Problem description — Copy out each line below that has the word "Wavelet" in it.

■ ■ ■ ■ ■ ■ ■

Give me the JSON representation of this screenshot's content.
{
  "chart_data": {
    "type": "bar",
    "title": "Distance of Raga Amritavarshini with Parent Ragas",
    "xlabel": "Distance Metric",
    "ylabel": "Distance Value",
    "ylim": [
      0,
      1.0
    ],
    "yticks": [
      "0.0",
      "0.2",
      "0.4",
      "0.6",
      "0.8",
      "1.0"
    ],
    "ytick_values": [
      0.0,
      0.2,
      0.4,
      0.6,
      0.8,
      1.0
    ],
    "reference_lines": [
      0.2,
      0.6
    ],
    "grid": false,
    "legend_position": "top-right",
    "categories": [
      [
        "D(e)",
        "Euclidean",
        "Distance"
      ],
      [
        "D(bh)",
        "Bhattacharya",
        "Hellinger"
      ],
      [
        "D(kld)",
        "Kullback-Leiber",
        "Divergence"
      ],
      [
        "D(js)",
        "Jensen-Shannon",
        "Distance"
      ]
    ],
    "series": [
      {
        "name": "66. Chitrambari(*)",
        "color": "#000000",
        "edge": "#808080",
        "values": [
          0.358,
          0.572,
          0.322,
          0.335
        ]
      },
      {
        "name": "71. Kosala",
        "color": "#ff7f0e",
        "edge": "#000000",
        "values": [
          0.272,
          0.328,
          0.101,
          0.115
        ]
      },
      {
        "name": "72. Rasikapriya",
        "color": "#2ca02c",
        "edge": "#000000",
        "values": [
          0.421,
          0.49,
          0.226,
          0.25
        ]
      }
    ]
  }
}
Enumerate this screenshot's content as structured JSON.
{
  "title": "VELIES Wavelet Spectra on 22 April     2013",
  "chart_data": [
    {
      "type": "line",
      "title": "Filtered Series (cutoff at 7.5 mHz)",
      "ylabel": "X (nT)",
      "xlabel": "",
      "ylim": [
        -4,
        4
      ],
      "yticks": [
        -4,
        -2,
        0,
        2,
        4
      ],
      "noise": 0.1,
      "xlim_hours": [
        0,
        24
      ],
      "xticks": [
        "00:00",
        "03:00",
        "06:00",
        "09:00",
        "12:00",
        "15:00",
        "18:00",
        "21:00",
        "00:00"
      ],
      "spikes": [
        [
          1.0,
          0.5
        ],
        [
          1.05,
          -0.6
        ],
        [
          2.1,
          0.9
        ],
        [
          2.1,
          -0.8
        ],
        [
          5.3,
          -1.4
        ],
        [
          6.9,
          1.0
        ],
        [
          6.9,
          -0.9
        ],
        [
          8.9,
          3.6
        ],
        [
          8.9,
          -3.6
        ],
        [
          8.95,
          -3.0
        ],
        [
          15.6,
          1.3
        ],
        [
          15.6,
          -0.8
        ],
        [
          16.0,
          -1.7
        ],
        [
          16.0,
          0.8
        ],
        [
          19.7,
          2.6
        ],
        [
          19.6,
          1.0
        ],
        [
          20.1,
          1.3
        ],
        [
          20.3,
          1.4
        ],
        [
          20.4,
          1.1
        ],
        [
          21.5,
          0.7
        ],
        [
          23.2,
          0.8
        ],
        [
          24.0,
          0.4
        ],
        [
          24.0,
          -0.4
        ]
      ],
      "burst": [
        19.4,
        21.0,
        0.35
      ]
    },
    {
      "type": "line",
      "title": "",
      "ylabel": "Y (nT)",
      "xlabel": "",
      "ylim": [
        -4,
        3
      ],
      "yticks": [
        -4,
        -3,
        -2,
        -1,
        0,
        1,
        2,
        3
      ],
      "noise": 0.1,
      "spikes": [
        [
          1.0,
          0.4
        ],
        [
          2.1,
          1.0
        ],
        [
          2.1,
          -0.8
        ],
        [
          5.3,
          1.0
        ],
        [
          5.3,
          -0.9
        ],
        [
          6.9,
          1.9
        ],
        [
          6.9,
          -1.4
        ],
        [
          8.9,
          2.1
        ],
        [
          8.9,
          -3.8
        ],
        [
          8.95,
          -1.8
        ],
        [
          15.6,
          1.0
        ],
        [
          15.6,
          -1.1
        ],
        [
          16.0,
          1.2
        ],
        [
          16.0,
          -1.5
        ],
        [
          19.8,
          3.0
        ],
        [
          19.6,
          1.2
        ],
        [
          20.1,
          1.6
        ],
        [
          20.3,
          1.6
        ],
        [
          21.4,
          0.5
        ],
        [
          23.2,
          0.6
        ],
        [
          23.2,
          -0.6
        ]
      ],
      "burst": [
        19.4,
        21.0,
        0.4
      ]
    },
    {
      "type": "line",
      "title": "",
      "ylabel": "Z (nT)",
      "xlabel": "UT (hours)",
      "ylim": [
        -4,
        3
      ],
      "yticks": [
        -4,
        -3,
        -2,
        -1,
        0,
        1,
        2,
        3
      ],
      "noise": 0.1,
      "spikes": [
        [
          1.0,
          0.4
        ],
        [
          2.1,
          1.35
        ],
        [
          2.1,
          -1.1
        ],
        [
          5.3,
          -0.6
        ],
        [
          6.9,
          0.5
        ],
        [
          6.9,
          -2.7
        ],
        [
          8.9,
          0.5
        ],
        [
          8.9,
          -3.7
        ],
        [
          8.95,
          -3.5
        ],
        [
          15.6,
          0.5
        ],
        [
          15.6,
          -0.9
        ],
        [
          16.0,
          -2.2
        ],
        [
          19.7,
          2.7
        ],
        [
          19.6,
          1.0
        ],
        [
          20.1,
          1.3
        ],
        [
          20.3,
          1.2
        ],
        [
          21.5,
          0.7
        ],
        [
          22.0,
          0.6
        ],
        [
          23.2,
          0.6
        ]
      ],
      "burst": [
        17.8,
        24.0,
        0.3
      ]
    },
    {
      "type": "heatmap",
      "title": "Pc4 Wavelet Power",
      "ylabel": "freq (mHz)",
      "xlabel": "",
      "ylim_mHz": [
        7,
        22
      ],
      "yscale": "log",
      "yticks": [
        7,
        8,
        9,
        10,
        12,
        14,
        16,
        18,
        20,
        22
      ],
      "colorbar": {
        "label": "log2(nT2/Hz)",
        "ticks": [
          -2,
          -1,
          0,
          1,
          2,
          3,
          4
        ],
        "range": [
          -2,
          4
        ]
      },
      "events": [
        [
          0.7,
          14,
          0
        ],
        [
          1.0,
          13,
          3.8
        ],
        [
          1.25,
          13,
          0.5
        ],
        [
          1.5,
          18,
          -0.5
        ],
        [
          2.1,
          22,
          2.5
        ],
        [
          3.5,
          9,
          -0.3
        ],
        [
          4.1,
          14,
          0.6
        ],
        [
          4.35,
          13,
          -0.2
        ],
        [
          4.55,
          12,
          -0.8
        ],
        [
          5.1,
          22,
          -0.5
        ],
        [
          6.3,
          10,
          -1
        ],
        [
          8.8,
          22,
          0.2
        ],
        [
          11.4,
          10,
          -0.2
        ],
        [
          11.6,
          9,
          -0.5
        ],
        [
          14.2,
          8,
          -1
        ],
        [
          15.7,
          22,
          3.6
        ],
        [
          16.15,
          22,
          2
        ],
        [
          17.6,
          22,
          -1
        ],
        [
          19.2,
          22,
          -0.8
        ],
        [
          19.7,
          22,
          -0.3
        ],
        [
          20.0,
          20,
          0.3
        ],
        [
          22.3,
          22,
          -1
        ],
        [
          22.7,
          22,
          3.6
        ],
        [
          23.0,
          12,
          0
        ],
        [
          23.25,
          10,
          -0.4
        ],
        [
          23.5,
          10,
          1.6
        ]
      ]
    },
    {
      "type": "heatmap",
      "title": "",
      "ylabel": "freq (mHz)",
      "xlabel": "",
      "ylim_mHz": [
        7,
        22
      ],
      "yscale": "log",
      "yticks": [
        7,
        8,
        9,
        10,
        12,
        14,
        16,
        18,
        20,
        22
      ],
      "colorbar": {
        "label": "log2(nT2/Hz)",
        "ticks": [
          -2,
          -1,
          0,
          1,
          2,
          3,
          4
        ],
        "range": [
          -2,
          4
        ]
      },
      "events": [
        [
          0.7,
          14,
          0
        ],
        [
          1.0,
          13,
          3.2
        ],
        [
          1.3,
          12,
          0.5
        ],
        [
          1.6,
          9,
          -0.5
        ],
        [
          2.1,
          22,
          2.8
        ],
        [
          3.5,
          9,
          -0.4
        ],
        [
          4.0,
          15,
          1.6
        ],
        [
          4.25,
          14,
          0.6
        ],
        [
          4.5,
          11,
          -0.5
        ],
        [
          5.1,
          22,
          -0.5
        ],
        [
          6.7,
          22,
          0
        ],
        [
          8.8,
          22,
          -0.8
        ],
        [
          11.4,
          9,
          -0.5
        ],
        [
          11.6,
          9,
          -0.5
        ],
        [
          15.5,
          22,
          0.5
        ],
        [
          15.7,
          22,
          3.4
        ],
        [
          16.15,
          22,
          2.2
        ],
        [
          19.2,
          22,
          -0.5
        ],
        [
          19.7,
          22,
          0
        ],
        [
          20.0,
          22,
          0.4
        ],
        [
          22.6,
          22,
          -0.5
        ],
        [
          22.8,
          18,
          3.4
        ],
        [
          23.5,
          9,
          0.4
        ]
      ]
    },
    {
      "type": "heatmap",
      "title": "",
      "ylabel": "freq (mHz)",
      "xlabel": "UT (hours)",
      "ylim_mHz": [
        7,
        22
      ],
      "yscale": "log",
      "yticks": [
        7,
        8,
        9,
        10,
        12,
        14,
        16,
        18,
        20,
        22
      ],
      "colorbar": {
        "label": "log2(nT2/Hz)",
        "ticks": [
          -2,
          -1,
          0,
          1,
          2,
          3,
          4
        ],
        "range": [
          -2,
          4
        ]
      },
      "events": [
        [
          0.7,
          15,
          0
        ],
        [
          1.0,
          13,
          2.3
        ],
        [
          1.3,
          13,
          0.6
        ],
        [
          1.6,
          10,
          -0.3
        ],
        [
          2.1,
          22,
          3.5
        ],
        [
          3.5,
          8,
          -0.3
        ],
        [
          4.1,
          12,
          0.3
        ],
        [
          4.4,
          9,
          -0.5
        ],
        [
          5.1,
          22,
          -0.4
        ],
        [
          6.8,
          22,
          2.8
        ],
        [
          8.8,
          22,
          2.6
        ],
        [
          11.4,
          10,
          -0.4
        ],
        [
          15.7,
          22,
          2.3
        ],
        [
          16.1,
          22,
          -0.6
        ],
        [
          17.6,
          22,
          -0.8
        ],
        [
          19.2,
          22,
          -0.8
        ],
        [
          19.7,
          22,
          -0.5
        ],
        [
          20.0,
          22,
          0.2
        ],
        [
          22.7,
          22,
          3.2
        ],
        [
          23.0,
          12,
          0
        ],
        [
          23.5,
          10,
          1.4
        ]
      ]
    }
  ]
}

■ ■ ■ ■ ■ ■ ■

Correct response —
  "title": "VELIES Wavelet Spectra on 22 April     2013",
      "title": "Pc4 Wavelet Power",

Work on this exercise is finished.